Stored records:
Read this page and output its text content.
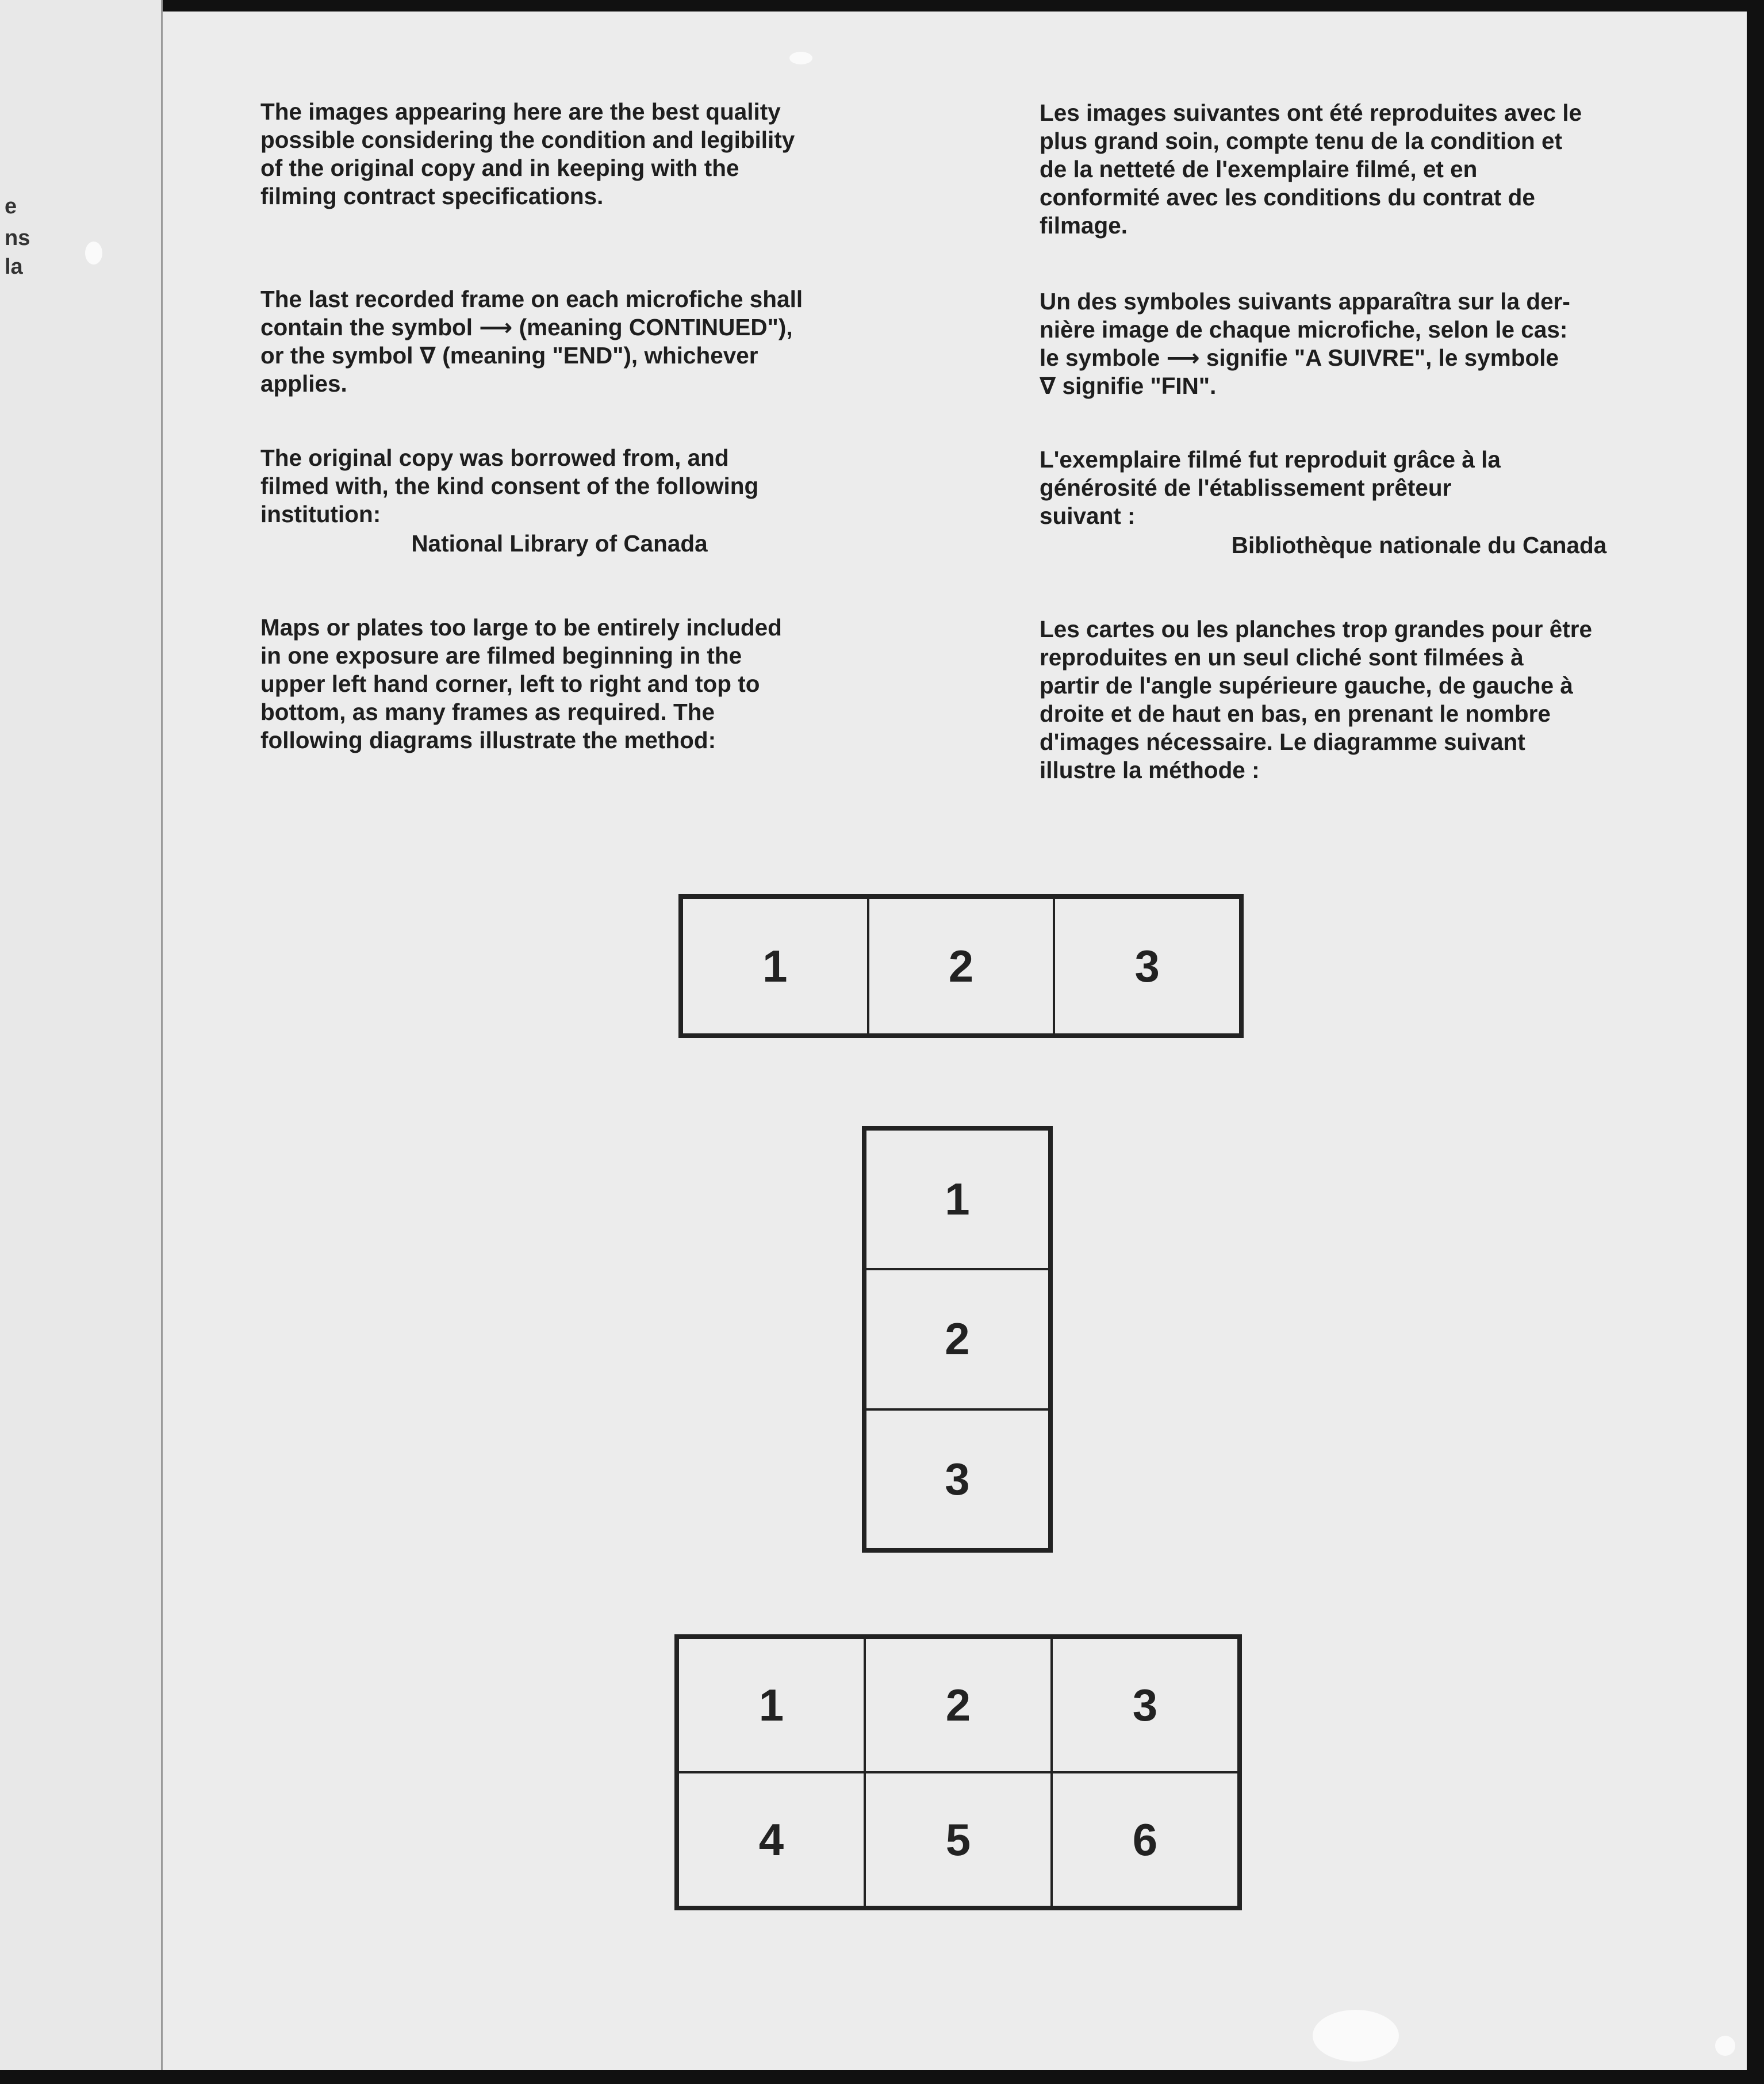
e
ns
la

The images appearing here are the best quality
possible considering the condition and legibility
of the original copy and in keeping with the
filming contract specifications.

The last recorded frame on each microfiche shall
contain the symbol ⟶ (meaning CONTINUED"),
or the symbol ∇ (meaning "END"), whichever
applies.

The original copy was borrowed from, and
filmed with, the kind consent of the following
institution:

National Library of Canada

Maps or plates too large to be entirely included
in one exposure are filmed beginning in the
upper left hand corner, left to right and top to
bottom, as many frames as required. The
following diagrams illustrate the method:

Les images suivantes ont été reproduites avec le
plus grand soin, compte tenu de la condition et
de la netteté de l'exemplaire filmé, et en
conformité avec les conditions du contrat de
filmage.

Un des symboles suivants apparaîtra sur la der-
nière image de chaque microfiche, selon le cas:
le symbole ⟶ signifie "A SUIVRE", le symbole
∇ signifie "FIN".

L'exemplaire filmé fut reproduit grâce à la
générosité de l'établissement prêteur
suivant :

Bibliothèque nationale du Canada

Les cartes ou les planches trop grandes pour être
reproduites en un seul cliché sont filmées à
partir de l'angle supérieure gauche, de gauche à
droite et de haut en bas, en prenant le nombre
d'images nécessaire. Le diagramme suivant
illustre la méthode :

1	2	3
1
2
3
1	2	3
4	5	6
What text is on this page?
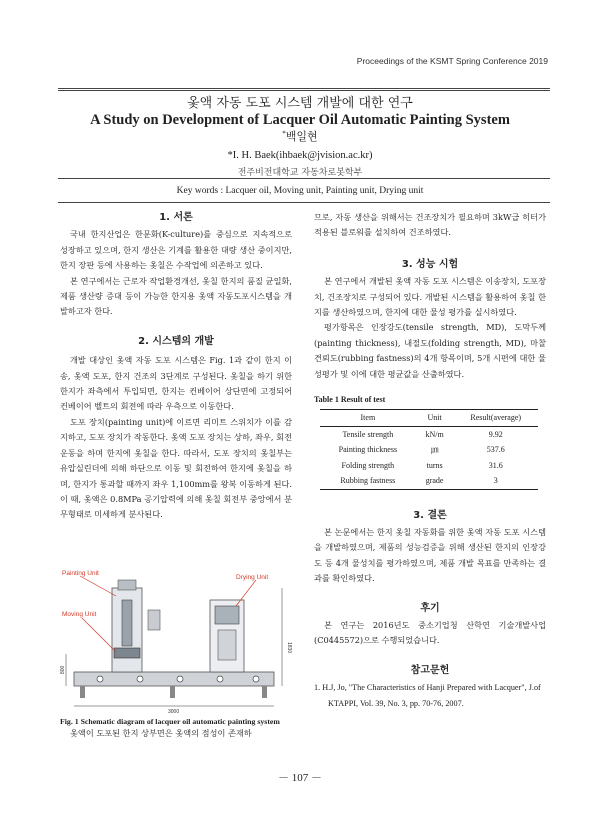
Proceedings of the KSMT Spring Conference 2019
옻액 자동 도포 시스템 개발에 대한 연구
A Study on Development of Lacquer Oil Automatic Painting System
*백일현
*I. H. Baek(ihbaek@jvision.ac.kr)
전주비전대학교 자동차로봇학부
Key words : Lacquer oil, Moving unit, Painting unit, Drying unit
1. 서론

국내 한지산업은 한문화(K-culture)를 중심으로 지속적으로 성장하고 있으며, 한지 생산은 기계를 활용한 대량 생산 중이지만, 한지 장판 등에 사용하는 옻칠은 수작업에 의존하고 있다.

본 연구에서는 근로자 작업환경개선, 옻칠 한지의 품질 균일화, 제품 생산량 증대 등이 가능한 한지용 옻액 자동도포시스템을 개발하고자 한다.

2. 시스템의 개발

개발 대상인 옻액 자동 도포 시스템은 Fig. 1과 같이 한지 이송, 옻액 도포, 한지 건조의 3단계로 구성된다. 옻칠을 하기 위한 한지가 좌측에서 투입되면, 한지는 컨베이어 상단면에 고정되어 컨베이어 벨트의 회전에 따라 우측으로 이동한다.

도포 장치(painting unit)에 이르면 리미트 스위치가 이를 감지하고, 도포 장치가 작동한다. 옻액 도포 장치는 상하, 좌우, 회전운동을 하며 한지에 옻칠을 한다. 따라서, 도포 장치의 옻칠부는 유압실린더에 의해 하단으로 이동 및 회전하여 한지에 옻칠을 하며, 한지가 통과할 때까지 좌우 1,100mm를 왕복 이동하게 된다. 이 때, 옻액은 0.8MPa 공기압력에 의해 옻칠 회전부 중앙에서 분무형태로 미세하게 분사된다.

Painting Unit
Drying Unit
Moving Unit
3000
1830
800
Fig. 1 Schematic diagram of lacquer oil automatic painting system

옻액이 도포된 한지 상부면은 옻액의 점성이 존재하

므로, 자동 생산을 위해서는 건조장치가 필요하며 3kW급 히터가 적용된 블로워를 설치하여 건조하였다.

3. 성능 시험

본 연구에서 개발된 옻액 자동 도포 시스템은 이송장치, 도포장치, 건조장치로 구성되어 있다. 개발된 시스템을 활용하여 옻칠 한지를 생산하였으며, 한지에 대한 물성 평가를 실시하였다.

평가항목은 인장강도(tensile strength, MD), 도막두께(painting thickness), 내절도(folding strength, MD), 마찰견뢰도(rubbing fastness)의 4개 항목이며, 5개 시편에 대한 물성평가 및 이에 대한 평균값을 산출하였다.

Table 1 Result of test
Item	Unit	Result(average)
Tensile strength	kN/m	9.92
Painting thickness	㎛	537.6
Folding strength	turns	31.6
Rubbing fastness	grade	3
3. 결론

본 논문에서는 한지 옻칠 자동화를 위한 옻액 자동 도포 시스템을 개발하였으며, 제품의 성능검증을 위해 생산된 한지의 인장강도 등 4개 물성치를 평가하였으며, 제품 개발 목표를 만족하는 결과를 확인하였다.

후기

본 연구는 2016년도 중소기업청 산학연 기술개발사업(C0445572)으로 수행되었습니다.

참고문헌
1. H.J, Jo, "The Characteristics of Hanji Prepared with Lacquer", J.of KTAPPI, Vol. 39, No. 3, pp. 70-76, 2007.
－ 107 －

**Problem description**
Scan the listing above and identify each line holding the string "Drying"; copy every such line.

**Answer to this exercise**
Key words : Lacquer oil, Moving unit, Painting unit, Drying unit
Drying Unit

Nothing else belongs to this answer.